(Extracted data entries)
-------

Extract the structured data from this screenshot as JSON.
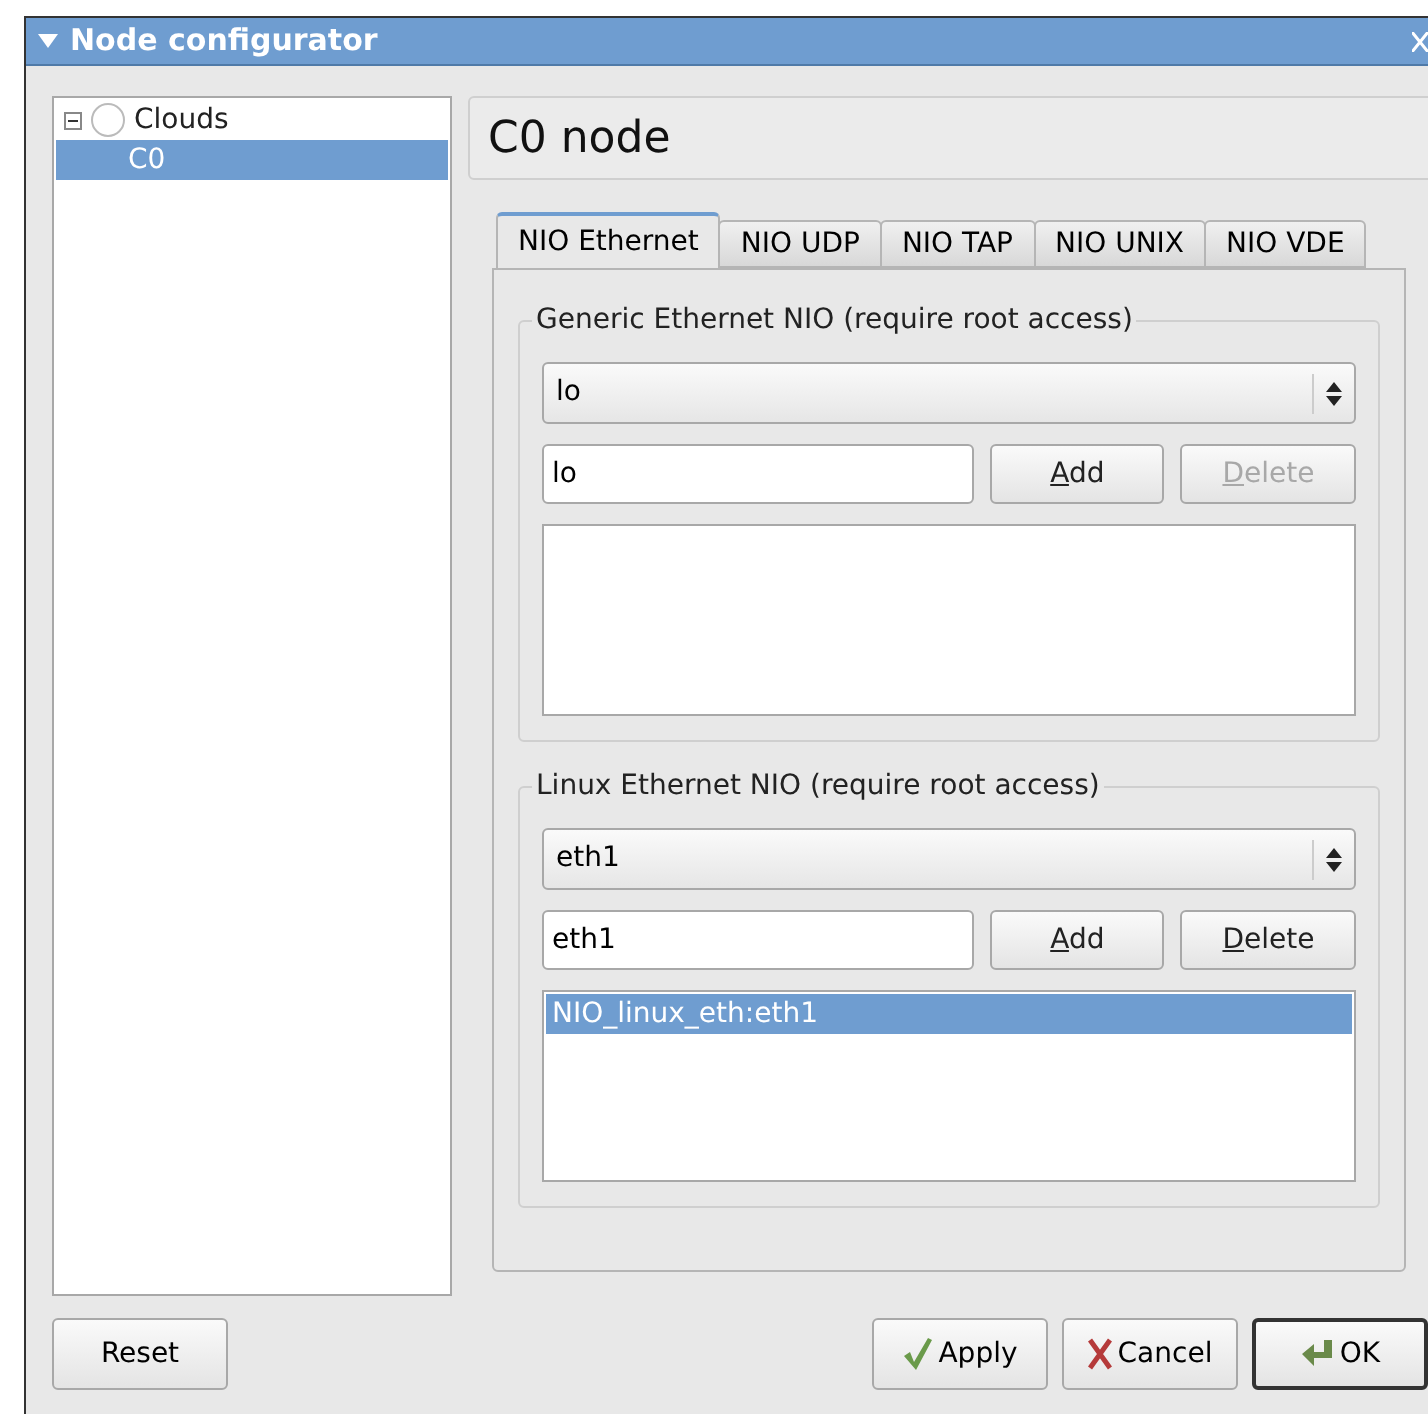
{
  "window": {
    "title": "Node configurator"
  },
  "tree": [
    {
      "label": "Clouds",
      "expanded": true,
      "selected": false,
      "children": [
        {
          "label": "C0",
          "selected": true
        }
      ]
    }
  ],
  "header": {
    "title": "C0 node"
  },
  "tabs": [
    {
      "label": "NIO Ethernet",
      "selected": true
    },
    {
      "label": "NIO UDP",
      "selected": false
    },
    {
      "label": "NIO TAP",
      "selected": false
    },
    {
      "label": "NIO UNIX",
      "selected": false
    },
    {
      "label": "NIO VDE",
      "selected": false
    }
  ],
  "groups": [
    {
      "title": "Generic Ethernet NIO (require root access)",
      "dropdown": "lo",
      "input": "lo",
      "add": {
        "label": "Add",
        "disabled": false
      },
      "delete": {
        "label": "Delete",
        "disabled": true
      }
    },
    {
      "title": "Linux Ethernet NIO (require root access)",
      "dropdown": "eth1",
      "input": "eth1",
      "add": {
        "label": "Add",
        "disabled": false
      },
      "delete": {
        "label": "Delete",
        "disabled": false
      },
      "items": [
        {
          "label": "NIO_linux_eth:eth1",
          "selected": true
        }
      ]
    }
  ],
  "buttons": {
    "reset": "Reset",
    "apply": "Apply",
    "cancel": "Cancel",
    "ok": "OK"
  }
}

-------

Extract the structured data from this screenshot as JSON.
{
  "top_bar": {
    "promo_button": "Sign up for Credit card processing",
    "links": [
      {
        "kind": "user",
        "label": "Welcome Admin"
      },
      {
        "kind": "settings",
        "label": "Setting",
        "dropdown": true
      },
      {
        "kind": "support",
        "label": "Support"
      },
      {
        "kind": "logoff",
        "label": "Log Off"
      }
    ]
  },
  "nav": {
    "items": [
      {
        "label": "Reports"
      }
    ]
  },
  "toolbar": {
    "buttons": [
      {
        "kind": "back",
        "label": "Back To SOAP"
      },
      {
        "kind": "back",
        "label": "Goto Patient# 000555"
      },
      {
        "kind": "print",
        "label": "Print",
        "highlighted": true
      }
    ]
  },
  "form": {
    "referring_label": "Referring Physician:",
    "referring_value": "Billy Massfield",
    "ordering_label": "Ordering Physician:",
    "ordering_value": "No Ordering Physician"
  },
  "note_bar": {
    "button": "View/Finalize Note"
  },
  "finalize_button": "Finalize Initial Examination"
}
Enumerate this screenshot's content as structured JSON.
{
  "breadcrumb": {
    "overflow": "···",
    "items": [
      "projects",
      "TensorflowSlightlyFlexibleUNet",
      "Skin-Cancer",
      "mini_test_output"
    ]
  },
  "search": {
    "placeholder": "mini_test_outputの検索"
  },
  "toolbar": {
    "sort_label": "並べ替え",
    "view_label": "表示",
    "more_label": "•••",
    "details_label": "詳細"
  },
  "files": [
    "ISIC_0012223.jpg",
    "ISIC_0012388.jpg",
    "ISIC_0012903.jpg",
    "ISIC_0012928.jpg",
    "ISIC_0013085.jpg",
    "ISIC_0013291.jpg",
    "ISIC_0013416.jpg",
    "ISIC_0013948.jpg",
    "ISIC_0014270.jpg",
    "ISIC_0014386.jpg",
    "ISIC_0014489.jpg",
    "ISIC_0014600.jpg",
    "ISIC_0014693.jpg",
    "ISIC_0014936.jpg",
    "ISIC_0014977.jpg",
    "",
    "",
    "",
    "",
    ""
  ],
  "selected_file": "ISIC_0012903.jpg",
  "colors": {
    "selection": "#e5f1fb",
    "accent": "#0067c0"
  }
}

-------

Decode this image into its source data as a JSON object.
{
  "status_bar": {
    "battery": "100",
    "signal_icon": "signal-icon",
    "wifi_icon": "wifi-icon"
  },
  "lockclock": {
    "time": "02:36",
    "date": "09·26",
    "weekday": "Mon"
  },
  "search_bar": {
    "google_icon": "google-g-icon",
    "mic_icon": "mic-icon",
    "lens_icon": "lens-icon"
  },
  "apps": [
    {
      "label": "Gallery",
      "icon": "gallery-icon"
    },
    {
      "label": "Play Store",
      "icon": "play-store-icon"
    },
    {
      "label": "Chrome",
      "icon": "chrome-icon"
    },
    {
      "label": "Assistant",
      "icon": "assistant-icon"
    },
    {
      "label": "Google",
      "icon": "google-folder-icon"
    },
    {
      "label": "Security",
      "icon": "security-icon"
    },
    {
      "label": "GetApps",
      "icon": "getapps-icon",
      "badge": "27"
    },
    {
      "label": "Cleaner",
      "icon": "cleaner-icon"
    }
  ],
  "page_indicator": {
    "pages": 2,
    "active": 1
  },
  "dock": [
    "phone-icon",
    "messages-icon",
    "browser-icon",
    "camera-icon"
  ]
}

-------

What the exercise asks - Say how many lines in the records above hold "Ethernet", and give no other text.

Written response - 3